>>>

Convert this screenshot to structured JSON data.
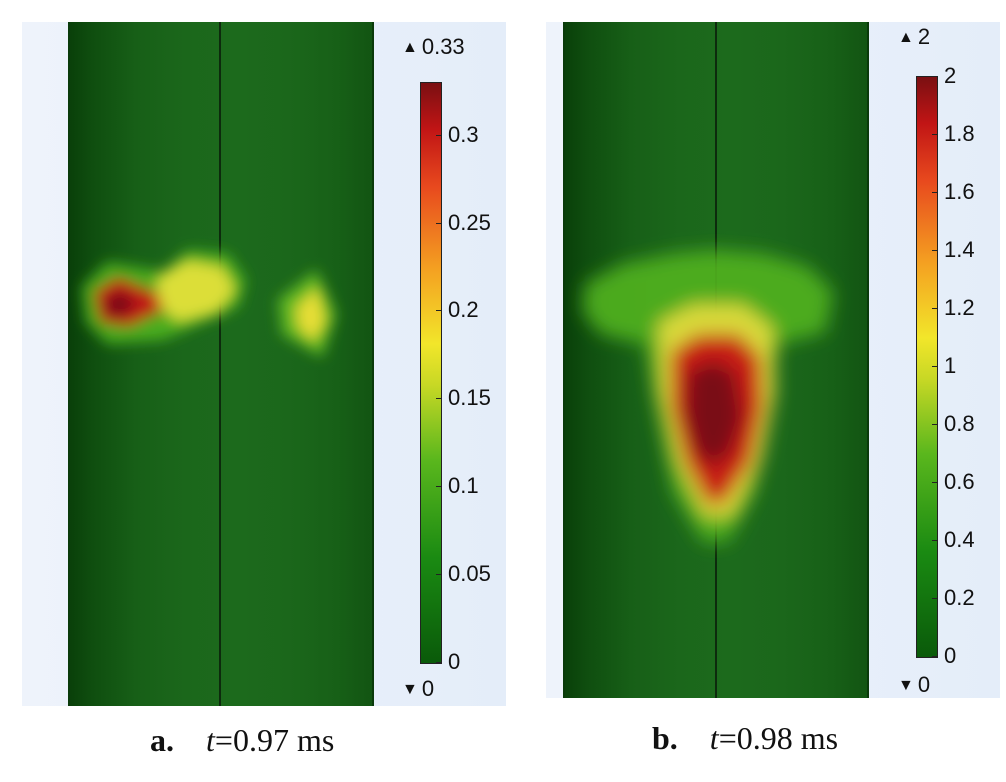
{
  "panels": [
    {
      "max_label": "0.33",
      "min_label": "0",
      "ticks": [
        "0.3",
        "0.25",
        "0.2",
        "0.15",
        "0.1",
        "0.05",
        "0"
      ],
      "tick_values": [
        0.3,
        0.25,
        0.2,
        0.15,
        0.1,
        0.05,
        0
      ],
      "range": [
        0,
        0.33
      ],
      "caption_letter": "a.",
      "caption_var": "t",
      "caption_value": "=0.97 ms"
    },
    {
      "max_label": "2",
      "min_label": "0",
      "ticks": [
        "2",
        "1.8",
        "1.6",
        "1.4",
        "1.2",
        "1",
        "0.8",
        "0.6",
        "0.4",
        "0.2",
        "0"
      ],
      "tick_values": [
        2,
        1.8,
        1.6,
        1.4,
        1.2,
        1,
        0.8,
        0.6,
        0.4,
        0.2,
        0
      ],
      "range": [
        0,
        2
      ],
      "caption_letter": "b.",
      "caption_var": "t",
      "caption_value": "=0.98 ms"
    }
  ],
  "colors": {
    "low": "#0a5a0a",
    "mid": "#f2e62a",
    "high": "#7a0f12"
  }
}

<<<

== REQUIRED WORK ==
Return the listing above in full and without alteration, excluding its pictures.

== OUTPUT FOR THIS TASK ==
Convert this screenshot to structured JSON data.
{
  "panels": [
    {
      "max_label": "0.33",
      "min_label": "0",
      "ticks": [
        "0.3",
        "0.25",
        "0.2",
        "0.15",
        "0.1",
        "0.05",
        "0"
      ],
      "tick_values": [
        0.3,
        0.25,
        0.2,
        0.15,
        0.1,
        0.05,
        0
      ],
      "range": [
        0,
        0.33
      ],
      "caption_letter": "a.",
      "caption_var": "t",
      "caption_value": "=0.97 ms"
    },
    {
      "max_label": "2",
      "min_label": "0",
      "ticks": [
        "2",
        "1.8",
        "1.6",
        "1.4",
        "1.2",
        "1",
        "0.8",
        "0.6",
        "0.4",
        "0.2",
        "0"
      ],
      "tick_values": [
        2,
        1.8,
        1.6,
        1.4,
        1.2,
        1,
        0.8,
        0.6,
        0.4,
        0.2,
        0
      ],
      "range": [
        0,
        2
      ],
      "caption_letter": "b.",
      "caption_var": "t",
      "caption_value": "=0.98 ms"
    }
  ],
  "colors": {
    "low": "#0a5a0a",
    "mid": "#f2e62a",
    "high": "#7a0f12"
  }
}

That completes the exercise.